→ **EXERCISE AIM**: Scan the records for the string "安全生产法"; copy each line where it occurs.

==================================================

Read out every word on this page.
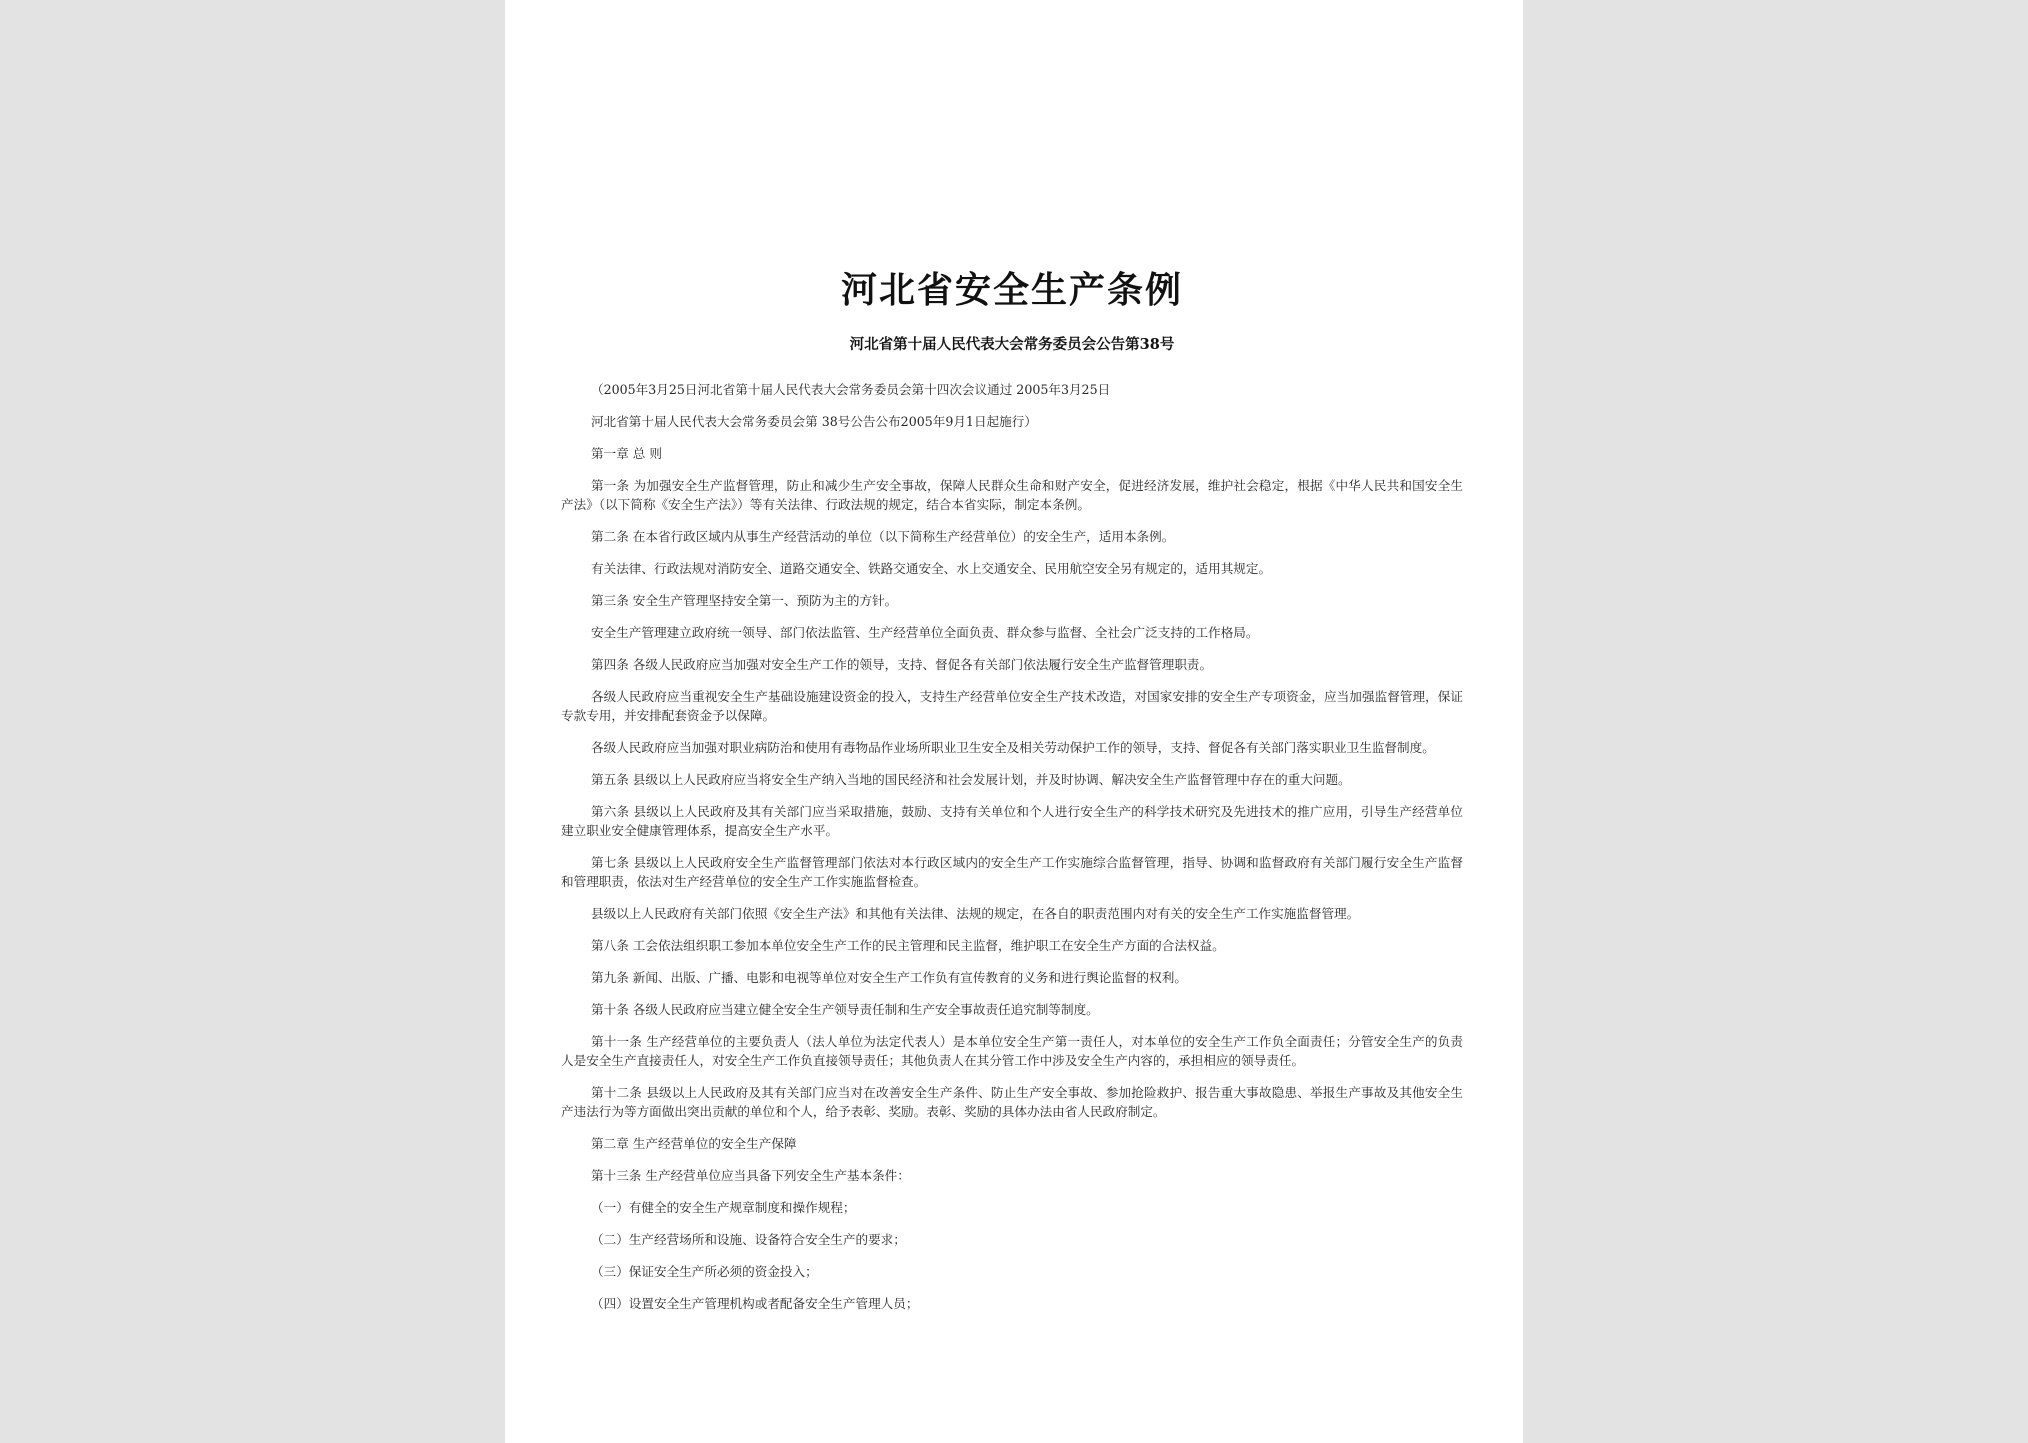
河北省安全生产条例
河北省第十届人民代表大会常务委员会公告第38号

（2005年3月25日河北省第十届人民代表大会常务委员会第十四次会议通过 2005年3月25日

河北省第十届人民代表大会常务委员会第 38号公告公布2005年9月1日起施行）

第一章 总 则

第一条 为加强安全生产监督管理，防止和减少生产安全事故，保障人民群众生命和财产安全，促进经济发展，维护社会稳定，根据《中华人民共和国安全生产法》（以下简称《安全生产法》）等有关法律、行政法规的规定，结合本省实际，制定本条例。

第二条 在本省行政区域内从事生产经营活动的单位（以下简称生产经营单位）的安全生产，适用本条例。

有关法律、行政法规对消防安全、道路交通安全、铁路交通安全、水上交通安全、民用航空安全另有规定的，适用其规定。

第三条 安全生产管理坚持安全第一、预防为主的方针。

安全生产管理建立政府统一领导、部门依法监管、生产经营单位全面负责、群众参与监督、全社会广泛支持的工作格局。

第四条 各级人民政府应当加强对安全生产工作的领导，支持、督促各有关部门依法履行安全生产监督管理职责。

各级人民政府应当重视安全生产基础设施建设资金的投入，支持生产经营单位安全生产技术改造，对国家安排的安全生产专项资金，应当加强监督管理，保证专款专用，并安排配套资金予以保障。

各级人民政府应当加强对职业病防治和使用有毒物品作业场所职业卫生安全及相关劳动保护工作的领导，支持、督促各有关部门落实职业卫生监督制度。

第五条 县级以上人民政府应当将安全生产纳入当地的国民经济和社会发展计划，并及时协调、解决安全生产监督管理中存在的重大问题。

第六条 县级以上人民政府及其有关部门应当采取措施，鼓励、支持有关单位和个人进行安全生产的科学技术研究及先进技术的推广应用，引导生产经营单位建立职业安全健康管理体系，提高安全生产水平。

第七条 县级以上人民政府安全生产监督管理部门依法对本行政区域内的安全生产工作实施综合监督管理，指导、协调和监督政府有关部门履行安全生产监督和管理职责，依法对生产经营单位的安全生产工作实施监督检查。

县级以上人民政府有关部门依照《安全生产法》和其他有关法律、法规的规定，在各自的职责范围内对有关的安全生产工作实施监督管理。

第八条 工会依法组织职工参加本单位安全生产工作的民主管理和民主监督，维护职工在安全生产方面的合法权益。

第九条 新闻、出版、广播、电影和电视等单位对安全生产工作负有宣传教育的义务和进行舆论监督的权利。

第十条 各级人民政府应当建立健全安全生产领导责任制和生产安全事故责任追究制等制度。

第十一条 生产经营单位的主要负责人（法人单位为法定代表人）是本单位安全生产第一责任人，对本单位的安全生产工作负全面责任；分管安全生产的负责人是安全生产直接责任人，对安全生产工作负直接领导责任；其他负责人在其分管工作中涉及安全生产内容的，承担相应的领导责任。

第十二条 县级以上人民政府及其有关部门应当对在改善安全生产条件、防止生产安全事故、参加抢险救护、报告重大事故隐患、举报生产事故及其他安全生产违法行为等方面做出突出贡献的单位和个人，给予表彰、奖励。表彰、奖励的具体办法由省人民政府制定。

第二章 生产经营单位的安全生产保障

第十三条 生产经营单位应当具备下列安全生产基本条件：

（一）有健全的安全生产规章制度和操作规程；

（二）生产经营场所和设施、设备符合安全生产的要求；

（三）保证安全生产所必须的资金投入；

（四）设置安全生产管理机构或者配备安全生产管理人员；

==================================================

→ **THE COMPLETED TASK**:
第一条 为加强安全生产监督管理，防止和减少生产安全事故，保障人民群众生命和财产安全，促进经济发展，维护社会稳定，根据《中华人民共和国安全生产法》（以下简称《安全生产法》）等有关法律、行政法规的规定，结合本省实际，制定本条例。
县级以上人民政府有关部门依照《安全生产法》和其他有关法律、法规的规定，在各自的职责范围内对有关的安全生产工作实施监督管理。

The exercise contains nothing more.